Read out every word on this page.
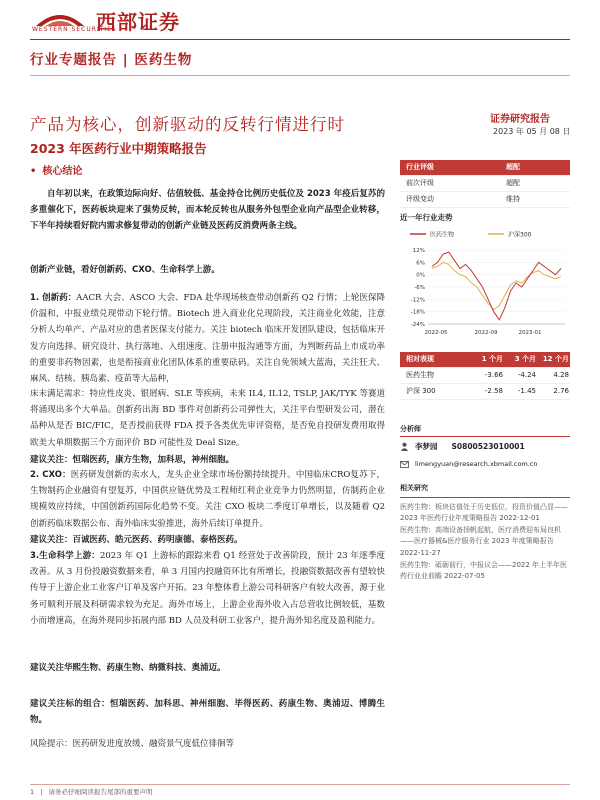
WESTERN SECURITIES
西部证券
行业专题报告 | 医药生物
产品为核心，创新驱动的反转行情进行时
2023 年医药行业中期策略报告
• 核心结论
证券研究报告
2023 年 05 月 08 日
自年初以来，在政策边际向好、估值较低、基金持仓比例历史低位及 2023 年疫后复苏的多重催化下，医药板块迎来了强势反转，而本轮反转也从服务外包型企业向产品型企业转移，下半年持续看好院内需求修复带动的创新产业链及医药反消费两条主线。
创新产业链，看好创新药、CXO、生命科学上游。
1. 创新药：AACR 大会、ASCO 大会、FDA 赴华现场核查带动创新药 Q2 行情；上轮医保降价温和，中报业绩兑现带动下轮行情。Biotech 进入商业化兑现阶段，关注商业化效能，注意分析人均单产、产品对应的患者医保支付能力。关注 biotech 临床开发团队建设，包括临床开发方向选择、研究设计、执行落地、入组速度、注册申报沟通等方面，为判断药品上市成功率的重要非药物因素，也是衔接商业化团队体系的重要砝码。关注自免领域大蓝海，关注狂犬、麻风、结核、胰岛素、疫苗等大品种，
床未满足需求：特应性皮炎、银屑病、SLE 等疾病，未来 IL4, IL12, TSLP, JAK/TYK 等赛道将涌现出多个大单品。创新药出海 BD 事件对创新药公司弹性大，关注平台型研发公司，潜在品种从是否 BIC/FIC，是否授前获得 FDA 授予各类优先审评资格，是否免自投研发费用取得欧美大单期数据三个方面评价 BD 可能性及 Deal Size。
建议关注：恒瑞医药，康方生物，加科思，神州细胞。
2. CXO：医药研发创新的卖水人，龙头企业全球市场份额持续提升。中国临床CRO复苏下，生物制药企业融资有望复苏，中国供应链优势及工程师红利企业竞争力仍然明显，仿制药企业规模效应持续，中国创新药国际化趋势不变。关注 CXO 板块二季度订单增长，以及随着 Q2 创新药临床数据公布、海外临床实验推进，海外后续订单提升。
建议关注：百诚医药、皓元医药、药明康德、泰格医药。
3.生命科学上游：2023 年 Q1 上游标的跟踪来看 Q1 经营处于改善阶段，预计 23 年逐季度改善。从 3 月份投融资数据来看，单 3 月国内投融资环比有所增长，投融资数据改善有望较快传导于上游企业工业客户订单及客户开拓。23 年整体看上游公司科研客户有较大改善，源于业务可顺利开展及科研需求较为充足。海外市场上，上游企业海外收入占总营收比例较低，基数小而增速高，在海外现同步拓展内部 BD 人员及科研工业客户，提升海外知名度及盈利能力。
建议关注华熙生物、药康生物、纳微科技、奥浦迈。
建议关注标的组合：恒瑞医药、加科思、神州细胞、毕得医药、药康生物、奥浦迈、博腾生物。
风险提示：医药研发进度放缓、融资景气度低位徘徊等
行业评级	超配
前次评级	超配
评级变动	维持
近一年行业走势
医药生物	沪深300
12%
6%
0%
-6%
-12%
-18%
-24%
2022-05	2022-09	2023-01
相对表现	1 个月	3 个月 12 个月
医药生物	-3.66	-4.24	4.28
沪深 300	-2.58	-1.45	2.76
分析师
李梦园 S0800523010001
limengyuan@research.xbmail.com.cn
相关研究
医药生物：板块估值处于历史低位，投资价值凸显——2023 年医药行业年度策略报告 2022-12-01
医药生物：高端设备扬帆起航，医疗消费迎布局良机——医疗器械&医疗服务行业 2023 年度策略报告 2022-11-27
医药生物：砥砺前行，中报议会——2022 年上半年医药行业业前瞻 2022-07-05
1 | 请务必仔细阅读报告尾部的重要声明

━━━━

**OBJECTIVE**
Transcribe the whole listing exactly. Pictures are excluded.

**WORKED ANSWER**
Read out every word on this page.
WESTERN SECURITIES
西部证券
行业专题报告 | 医药生物
产品为核心，创新驱动的反转行情进行时
2023 年医药行业中期策略报告
• 核心结论
证券研究报告
2023 年 05 月 08 日
自年初以来，在政策边际向好、估值较低、基金持仓比例历史低位及 2023 年疫后复苏的多重催化下，医药板块迎来了强势反转，而本轮反转也从服务外包型企业向产品型企业转移，下半年持续看好院内需求修复带动的创新产业链及医药反消费两条主线。
创新产业链，看好创新药、CXO、生命科学上游。
1. 创新药：AACR 大会、ASCO 大会、FDA 赴华现场核查带动创新药 Q2 行情；上轮医保降价温和，中报业绩兑现带动下轮行情。Biotech 进入商业化兑现阶段，关注商业化效能，注意分析人均单产、产品对应的患者医保支付能力。关注 biotech 临床开发团队建设，包括临床开发方向选择、研究设计、执行落地、入组速度、注册申报沟通等方面，为判断药品上市成功率的重要非药物因素，也是衔接商业化团队体系的重要砝码。关注自免领域大蓝海，关注狂犬、麻风、结核、胰岛素、疫苗等大品种，
床未满足需求：特应性皮炎、银屑病、SLE 等疾病，未来 IL4, IL12, TSLP, JAK/TYK 等赛道将涌现出多个大单品。创新药出海 BD 事件对创新药公司弹性大，关注平台型研发公司，潜在品种从是否 BIC/FIC，是否授前获得 FDA 授予各类优先审评资格，是否免自投研发费用取得欧美大单期数据三个方面评价 BD 可能性及 Deal Size。
建议关注：恒瑞医药，康方生物，加科思，神州细胞。
2. CXO：医药研发创新的卖水人，龙头企业全球市场份额持续提升。中国临床CRO复苏下，生物制药企业融资有望复苏，中国供应链优势及工程师红利企业竞争力仍然明显，仿制药企业规模效应持续，中国创新药国际化趋势不变。关注 CXO 板块二季度订单增长，以及随着 Q2 创新药临床数据公布、海外临床实验推进，海外后续订单提升。
建议关注：百诚医药、皓元医药、药明康德、泰格医药。
3.生命科学上游：2023 年 Q1 上游标的跟踪来看 Q1 经营处于改善阶段，预计 23 年逐季度改善。从 3 月份投融资数据来看，单 3 月国内投融资环比有所增长，投融资数据改善有望较快传导于上游企业工业客户订单及客户开拓。23 年整体看上游公司科研客户有较大改善，源于业务可顺利开展及科研需求较为充足。海外市场上，上游企业海外收入占总营收比例较低，基数小而增速高，在海外现同步拓展内部 BD 人员及科研工业客户，提升海外知名度及盈利能力。
建议关注华熙生物、药康生物、纳微科技、奥浦迈。
建议关注标的组合：恒瑞医药、加科思、神州细胞、毕得医药、药康生物、奥浦迈、博腾生物。
风险提示：医药研发进度放缓、融资景气度低位徘徊等
行业评级	超配
前次评级	超配
评级变动	维持
近一年行业走势
医药生物	沪深300
12%
6%
0%
-6%
-12%
-18%
-24%
2022-05	2022-09	2023-01
相对表现	1 个月	3 个月 12 个月
医药生物	-3.66	-4.24	4.28
沪深 300	-2.58	-1.45	2.76
分析师
李梦园 S0800523010001
limengyuan@research.xbmail.com.cn
相关研究
医药生物：板块估值处于历史低位，投资价值凸显——2023 年医药行业年度策略报告 2022-12-01
医药生物：高端设备扬帆起航，医疗消费迎布局良机——医疗器械&医疗服务行业 2023 年度策略报告 2022-11-27
医药生物：砥砺前行，中报议会——2022 年上半年医药行业业前瞻 2022-07-05
1 | 请务必仔细阅读报告尾部的重要声明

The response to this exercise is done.